## Task objective
Please continue the piece about evals catching problems in production agents, starting after its last sentence.

## Document segment
= = = = = = =
When the eval saves the agent
Two patterns I’ve seen repeat.
Pattern A: Calibration drift caught at week 14.
A scoring agent shipped in production, performance held for 12 weeks, then calibration started drifting around week 13. The eval caught it. The team’s investigation traced the drift to a CRM schema change upstream that subtly changed the data shape the agent was reasoning over. Fix took two days. Without the eval, the drift would have continued for ~6 weeks before customer-side complaints surfaced — by which point the SDR team would have been working off bad scores at scale.
Pattern B: Failure-mode shift at the model upgrade.
A drafting agent migrated from Claude 4.5 to Claude 4.6. Aggregate accuracy improved on the eval. The failure-mode taxonomy showed a new category emerging: model-overconfidence-on-edge-cases. The eval surfaced it inside one week. The fix was a prompt adjustment that prevented two weeks of drafting confidently-wrong copy into production.
= = = = = = =
## Material supplied
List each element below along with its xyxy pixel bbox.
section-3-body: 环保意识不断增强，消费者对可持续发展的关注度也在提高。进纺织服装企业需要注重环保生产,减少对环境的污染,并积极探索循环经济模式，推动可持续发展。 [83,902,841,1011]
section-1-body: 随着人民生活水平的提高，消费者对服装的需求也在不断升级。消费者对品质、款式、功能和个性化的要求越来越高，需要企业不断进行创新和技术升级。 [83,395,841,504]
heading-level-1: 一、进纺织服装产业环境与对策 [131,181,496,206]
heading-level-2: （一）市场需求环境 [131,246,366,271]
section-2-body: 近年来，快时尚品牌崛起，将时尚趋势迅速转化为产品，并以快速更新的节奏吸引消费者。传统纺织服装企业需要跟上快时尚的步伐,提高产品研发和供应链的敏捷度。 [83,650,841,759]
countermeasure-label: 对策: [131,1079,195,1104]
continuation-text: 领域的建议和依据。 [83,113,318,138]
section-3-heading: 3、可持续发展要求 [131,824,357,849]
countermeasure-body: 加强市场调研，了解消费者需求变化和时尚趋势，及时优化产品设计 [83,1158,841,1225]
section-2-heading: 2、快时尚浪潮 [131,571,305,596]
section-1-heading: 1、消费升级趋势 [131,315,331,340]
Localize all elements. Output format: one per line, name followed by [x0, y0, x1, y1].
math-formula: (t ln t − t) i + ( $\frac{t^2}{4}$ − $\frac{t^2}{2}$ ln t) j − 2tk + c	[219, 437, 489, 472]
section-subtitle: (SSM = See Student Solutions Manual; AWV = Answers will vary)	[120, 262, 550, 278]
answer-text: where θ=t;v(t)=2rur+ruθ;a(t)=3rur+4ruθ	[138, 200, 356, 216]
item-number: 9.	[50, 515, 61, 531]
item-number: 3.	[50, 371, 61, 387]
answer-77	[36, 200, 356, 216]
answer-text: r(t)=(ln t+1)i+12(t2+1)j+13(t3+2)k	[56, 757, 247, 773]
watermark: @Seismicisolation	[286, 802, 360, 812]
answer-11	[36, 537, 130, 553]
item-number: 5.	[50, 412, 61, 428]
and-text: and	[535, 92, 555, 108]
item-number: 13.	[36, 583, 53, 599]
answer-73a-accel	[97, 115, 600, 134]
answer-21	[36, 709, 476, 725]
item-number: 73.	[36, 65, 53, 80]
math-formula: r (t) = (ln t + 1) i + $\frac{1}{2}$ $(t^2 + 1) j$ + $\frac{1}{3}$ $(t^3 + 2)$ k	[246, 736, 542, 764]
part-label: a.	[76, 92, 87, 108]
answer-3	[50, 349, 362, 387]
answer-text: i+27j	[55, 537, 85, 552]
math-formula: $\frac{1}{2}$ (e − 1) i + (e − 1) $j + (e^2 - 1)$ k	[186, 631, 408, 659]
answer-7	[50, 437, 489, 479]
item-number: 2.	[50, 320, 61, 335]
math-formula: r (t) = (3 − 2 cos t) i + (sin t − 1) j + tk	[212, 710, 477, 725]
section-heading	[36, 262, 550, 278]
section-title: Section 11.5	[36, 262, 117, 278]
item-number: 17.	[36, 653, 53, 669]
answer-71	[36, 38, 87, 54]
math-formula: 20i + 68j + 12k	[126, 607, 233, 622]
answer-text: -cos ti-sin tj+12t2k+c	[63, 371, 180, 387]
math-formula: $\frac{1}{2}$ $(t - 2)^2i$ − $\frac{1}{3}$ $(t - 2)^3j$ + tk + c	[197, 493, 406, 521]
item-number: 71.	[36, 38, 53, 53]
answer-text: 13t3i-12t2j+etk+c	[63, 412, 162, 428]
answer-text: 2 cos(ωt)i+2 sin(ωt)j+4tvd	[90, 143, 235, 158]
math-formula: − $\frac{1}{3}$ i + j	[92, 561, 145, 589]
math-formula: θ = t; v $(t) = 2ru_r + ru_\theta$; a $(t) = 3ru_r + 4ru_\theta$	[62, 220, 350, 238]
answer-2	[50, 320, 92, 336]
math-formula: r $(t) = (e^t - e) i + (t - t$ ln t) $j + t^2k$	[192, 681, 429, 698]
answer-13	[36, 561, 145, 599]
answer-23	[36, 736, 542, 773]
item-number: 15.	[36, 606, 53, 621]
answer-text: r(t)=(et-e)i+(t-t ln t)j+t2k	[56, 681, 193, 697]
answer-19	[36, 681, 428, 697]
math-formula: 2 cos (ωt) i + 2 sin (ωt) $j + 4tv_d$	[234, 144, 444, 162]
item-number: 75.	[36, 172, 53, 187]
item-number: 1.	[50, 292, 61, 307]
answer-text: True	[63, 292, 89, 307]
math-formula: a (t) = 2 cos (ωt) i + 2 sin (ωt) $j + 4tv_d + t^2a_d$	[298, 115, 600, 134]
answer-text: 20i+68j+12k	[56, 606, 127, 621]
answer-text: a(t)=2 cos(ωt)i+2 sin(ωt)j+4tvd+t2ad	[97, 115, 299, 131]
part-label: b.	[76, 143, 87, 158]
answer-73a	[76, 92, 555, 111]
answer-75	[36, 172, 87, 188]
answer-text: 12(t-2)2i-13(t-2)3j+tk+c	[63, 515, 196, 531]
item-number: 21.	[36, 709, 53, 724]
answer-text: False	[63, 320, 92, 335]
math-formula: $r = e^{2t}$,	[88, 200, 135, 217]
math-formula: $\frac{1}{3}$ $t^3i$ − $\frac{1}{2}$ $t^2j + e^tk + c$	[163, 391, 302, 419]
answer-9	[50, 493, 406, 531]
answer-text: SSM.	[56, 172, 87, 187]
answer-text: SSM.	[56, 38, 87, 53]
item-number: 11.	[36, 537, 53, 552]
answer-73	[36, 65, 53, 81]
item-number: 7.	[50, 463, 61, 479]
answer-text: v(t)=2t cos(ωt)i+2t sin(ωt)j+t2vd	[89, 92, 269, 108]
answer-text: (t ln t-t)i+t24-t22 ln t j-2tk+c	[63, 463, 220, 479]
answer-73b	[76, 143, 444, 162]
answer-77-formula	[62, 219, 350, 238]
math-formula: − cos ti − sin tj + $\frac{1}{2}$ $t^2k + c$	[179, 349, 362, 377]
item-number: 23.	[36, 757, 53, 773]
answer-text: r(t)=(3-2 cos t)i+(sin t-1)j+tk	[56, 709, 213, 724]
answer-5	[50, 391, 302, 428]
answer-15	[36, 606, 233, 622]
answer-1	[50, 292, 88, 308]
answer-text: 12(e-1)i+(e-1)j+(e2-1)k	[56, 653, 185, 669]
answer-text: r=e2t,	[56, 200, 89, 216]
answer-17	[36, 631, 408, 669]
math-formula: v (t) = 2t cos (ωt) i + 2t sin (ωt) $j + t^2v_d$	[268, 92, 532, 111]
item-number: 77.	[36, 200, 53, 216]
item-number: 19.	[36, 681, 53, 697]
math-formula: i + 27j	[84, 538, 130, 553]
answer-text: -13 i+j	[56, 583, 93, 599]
= = = = = = =
## Reply
In both cases, the eval did its job: it surfaced a problem before customers did. That’s the entire economic case.
What “good enough” evals look like in 2026
A team without much eval infrastructure can stand up a serviceable harness in a week:
- Day 1 — define the held-out cohort. Pull 200-500 real records the agent has not seen. Label them (by hand if needed, or pull from existing ground truth). Store in Supabase or a CSV in version control.
- Day 2 — build the eval runner. Calls the production agent on each cohort record. Computes precision, recall, calibration buckets, latency. Outputs JSON.
- Day 3 — wire scheduling. Cron job (Supabase Edge Function, GitHub Actions, n8n) that runs weekly. Posts the report to Slack with a stable schema.
- Day 4 — set up the failure-mode taxonomy. Manual labeling of the first ~50 failures. The taxonomy starts coarse and sharpens over time.
- Day 5 — establish the standing meeting. 30 min weekly. Three people minimum: the agent owner, a domain expert, an engineer. Review the report. Decide what to fix.
That’s it. The harness is now load-bearing.
The team that did this in week one of agent deployment is months ahead of the team that’s planning to “get to it after we ship” — because the team without the eval is, by definition, not going to know when the agent silently breaks.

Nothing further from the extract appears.